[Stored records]
= = = = = = =
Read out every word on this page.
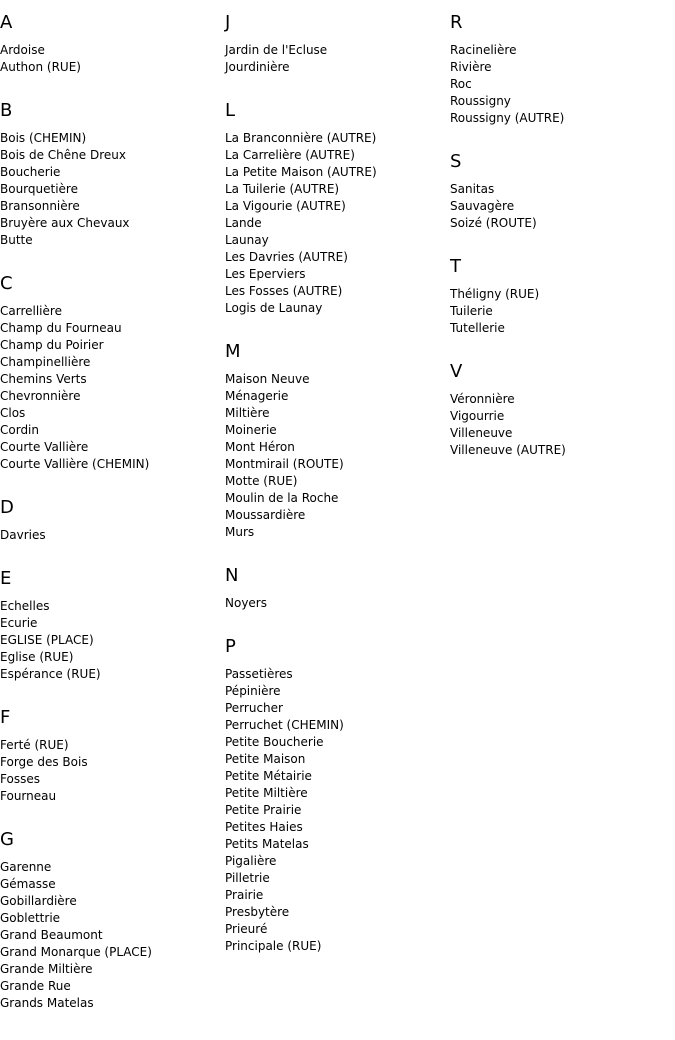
A
Ardoise
Authon (RUE)
B
Bois (CHEMIN)
Bois de Chêne Dreux
Boucherie
Bourquetière
Bransonnière
Bruyère aux Chevaux
Butte
C
Carrellière
Champ du Fourneau
Champ du Poirier
Champinellière
Chemins Verts
Chevronnière
Clos
Cordin
Courte Vallière
Courte Vallière (CHEMIN)
D
Davries
E
Echelles
Ecurie
EGLISE (PLACE)
Eglise (RUE)
Espérance (RUE)
F
Ferté (RUE)
Forge des Bois
Fosses
Fourneau
G
Garenne
Gémasse
Gobillardière
Goblettrie
Grand Beaumont
Grand Monarque (PLACE)
Grande Miltière
Grande Rue
Grands Matelas
J
Jardin de l'Ecluse
Jourdinière
L
La Branconnière (AUTRE)
La Carrelière (AUTRE)
La Petite Maison (AUTRE)
La Tuilerie (AUTRE)
La Vigourie (AUTRE)
Lande
Launay
Les Davries (AUTRE)
Les Eperviers
Les Fosses (AUTRE)
Logis de Launay
M
Maison Neuve
Ménagerie
Miltière
Moinerie
Mont Héron
Montmirail (ROUTE)
Motte (RUE)
Moulin de la Roche
Moussardière
Murs
N
Noyers
P
Passetières
Pépinière
Perrucher
Perruchet (CHEMIN)
Petite Boucherie
Petite Maison
Petite Métairie
Petite Miltière
Petite Prairie
Petites Haies
Petits Matelas
Pigalière
Pilletrie
Prairie
Presbytère
Prieuré
Principale (RUE)
R
Racinelière
Rivière
Roc
Roussigny
Roussigny (AUTRE)
S
Sanitas
Sauvagère
Soizé (ROUTE)
T
Théligny (RUE)
Tuilerie
Tutellerie
V
Véronnière
Vigourrie
Villeneuve
Villeneuve (AUTRE)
= = = = = = =
SET TASK => Write every entry out again exactly, dropping the pictures.

THE RESPONSE =>
Read out every word on this page.
A
Ardoise
Authon (RUE)
B
Bois (CHEMIN)
Bois de Chêne Dreux
Boucherie
Bourquetière
Bransonnière
Bruyère aux Chevaux
Butte
C
Carrellière
Champ du Fourneau
Champ du Poirier
Champinellière
Chemins Verts
Chevronnière
Clos
Cordin
Courte Vallière
Courte Vallière (CHEMIN)
D
Davries
E
Echelles
Ecurie
EGLISE (PLACE)
Eglise (RUE)
Espérance (RUE)
F
Ferté (RUE)
Forge des Bois
Fosses
Fourneau
G
Garenne
Gémasse
Gobillardière
Goblettrie
Grand Beaumont
Grand Monarque (PLACE)
Grande Miltière
Grande Rue
Grands Matelas
J
Jardin de l'Ecluse
Jourdinière
L
La Branconnière (AUTRE)
La Carrelière (AUTRE)
La Petite Maison (AUTRE)
La Tuilerie (AUTRE)
La Vigourie (AUTRE)
Lande
Launay
Les Davries (AUTRE)
Les Eperviers
Les Fosses (AUTRE)
Logis de Launay
M
Maison Neuve
Ménagerie
Miltière
Moinerie
Mont Héron
Montmirail (ROUTE)
Motte (RUE)
Moulin de la Roche
Moussardière
Murs
N
Noyers
P
Passetières
Pépinière
Perrucher
Perruchet (CHEMIN)
Petite Boucherie
Petite Maison
Petite Métairie
Petite Miltière
Petite Prairie
Petites Haies
Petits Matelas
Pigalière
Pilletrie
Prairie
Presbytère
Prieuré
Principale (RUE)
R
Racinelière
Rivière
Roc
Roussigny
Roussigny (AUTRE)
S
Sanitas
Sauvagère
Soizé (ROUTE)
T
Théligny (RUE)
Tuilerie
Tutellerie
V
Véronnière
Vigourrie
Villeneuve
Villeneuve (AUTRE)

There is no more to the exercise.